Exercise material
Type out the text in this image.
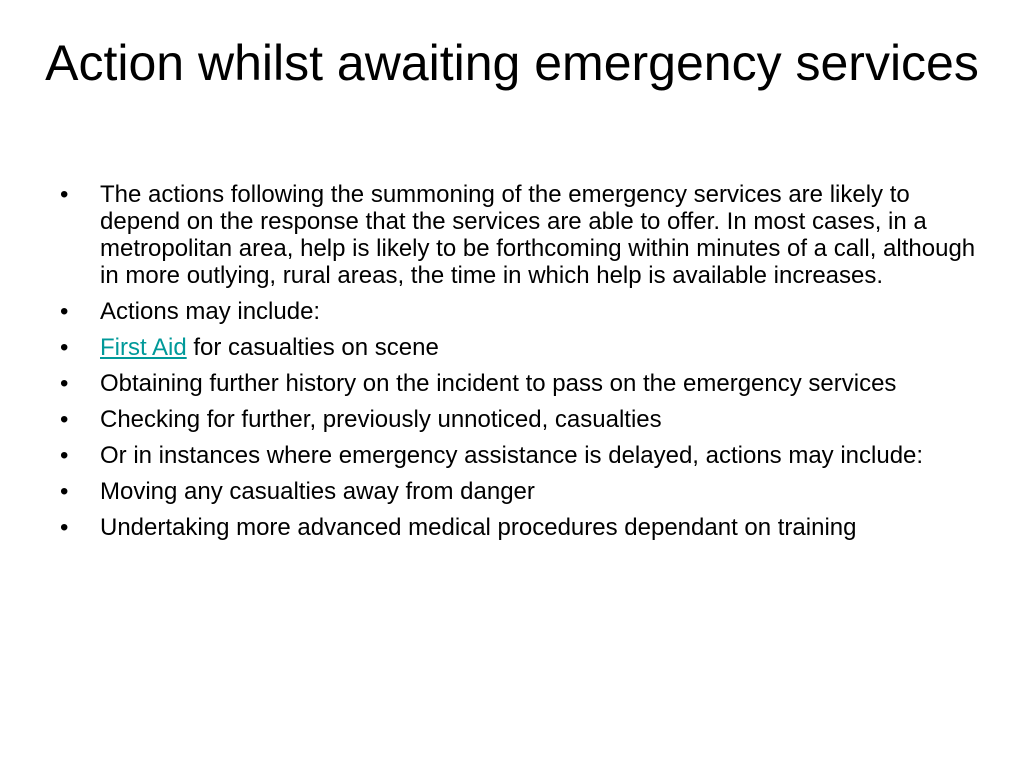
Action whilst awaiting emergency services
• The actions following the summoning of the emergency services are likely to depend on the response that the services are able to offer. In most cases, in a metropolitan area, help is likely to be forthcoming within minutes of a call, although in more outlying, rural areas, the time in which help is available increases.
• Actions may include:
• First Aid for casualties on scene
• Obtaining further history on the incident to pass on the emergency services
• Checking for further, previously unnoticed, casualties
• Or in instances where emergency assistance is delayed, actions may include:
• Moving any casualties away from danger
• Undertaking more advanced medical procedures dependant on training
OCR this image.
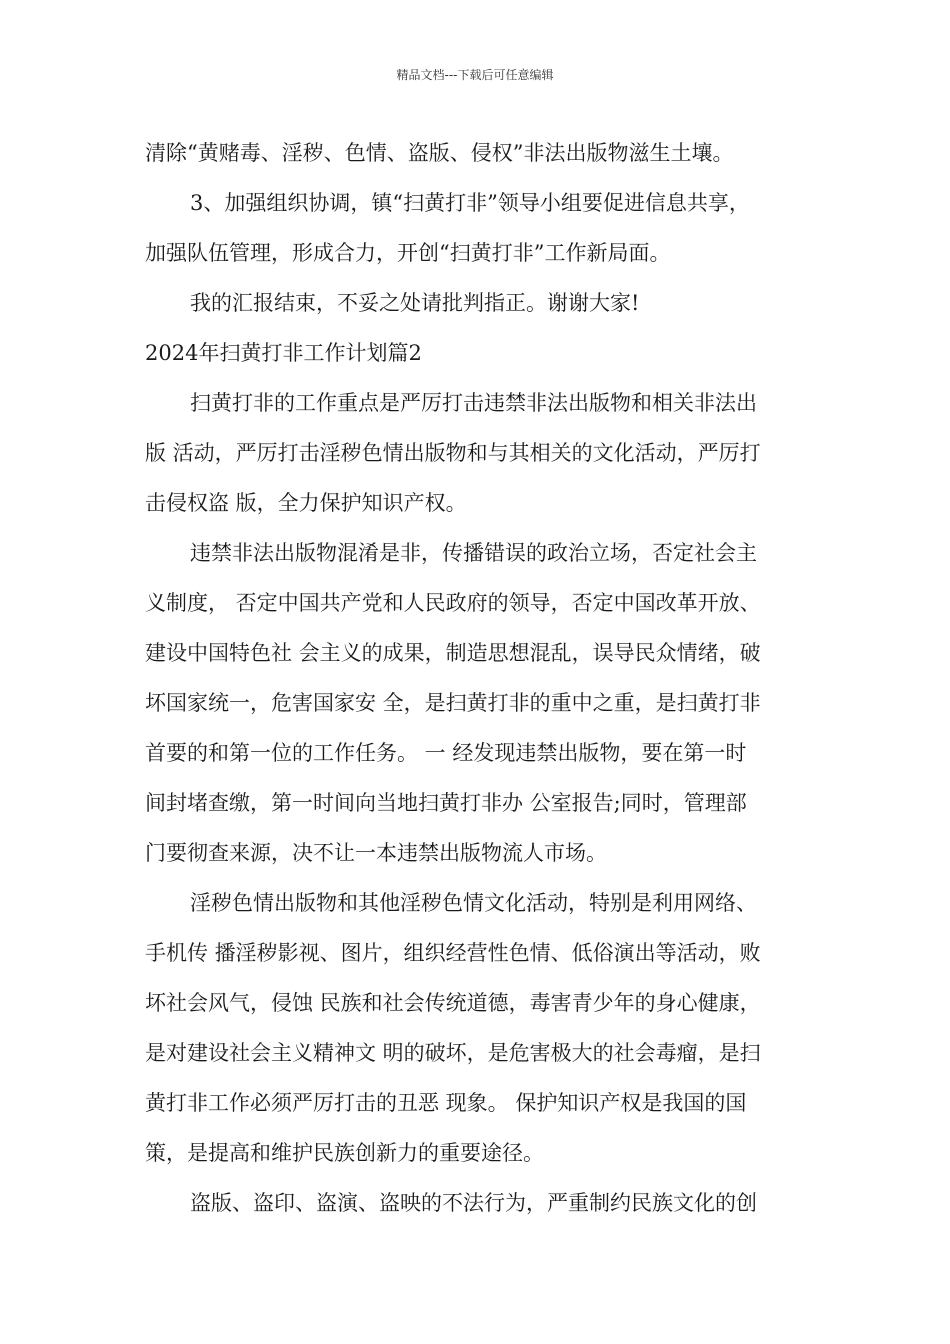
精品文档---下载后可任意编辑
清除“黄赌毒、淫秽、色情、盗版、侵权”非法出版物滋生土壤。
3、加强组织协调，镇“扫黄打非”领导小组要促进信息共享，
加强队伍管理，形成合力，开创“扫黄打非”工作新局面。
我的汇报结束，不妥之处请批判指正。谢谢大家!
2024年扫黄打非工作计划篇2
扫黄打非的工作重点是严厉打击违禁非法出版物和相关非法出
版 活动，严厉打击淫秽色情出版物和与其相关的文化活动，严厉打
击侵权盗 版，全力保护知识产权。
违禁非法出版物混淆是非，传播错误的政治立场，否定社会主
义制度， 否定中国共产党和人民政府的领导，否定中国改革开放、
建设中国特色社 会主义的成果，制造思想混乱，误导民众情绪，破
坏国家统一，危害国家安 全，是扫黄打非的重中之重，是扫黄打非
首要的和第一位的工作任务。 一 经发现违禁出版物，要在第一时
间封堵查缴，第一时间向当地扫黄打非办 公室报告;同时，管理部
门要彻查来源，决不让一本违禁出版物流人市场。
淫秽色情出版物和其他淫秽色情文化活动，特别是利用网络、
手机传 播淫秽影视、图片，组织经营性色情、低俗演出等活动，败
坏社会风气，侵蚀 民族和社会传统道德，毒害青少年的身心健康，
是对建设社会主义精神文 明的破坏，是危害极大的社会毒瘤，是扫
黄打非工作必须严厉打击的丑恶 现象。 保护知识产权是我国的国
策，是提高和维护民族创新力的重要途径。
盗版、盗印、盗演、盗映的不法行为，严重制约民族文化的创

What the task asks
Show every line above in which the word "include" occurs.

Answer to this task
• Actions may include:
• Or in instances where emergency assistance is delayed, actions may include:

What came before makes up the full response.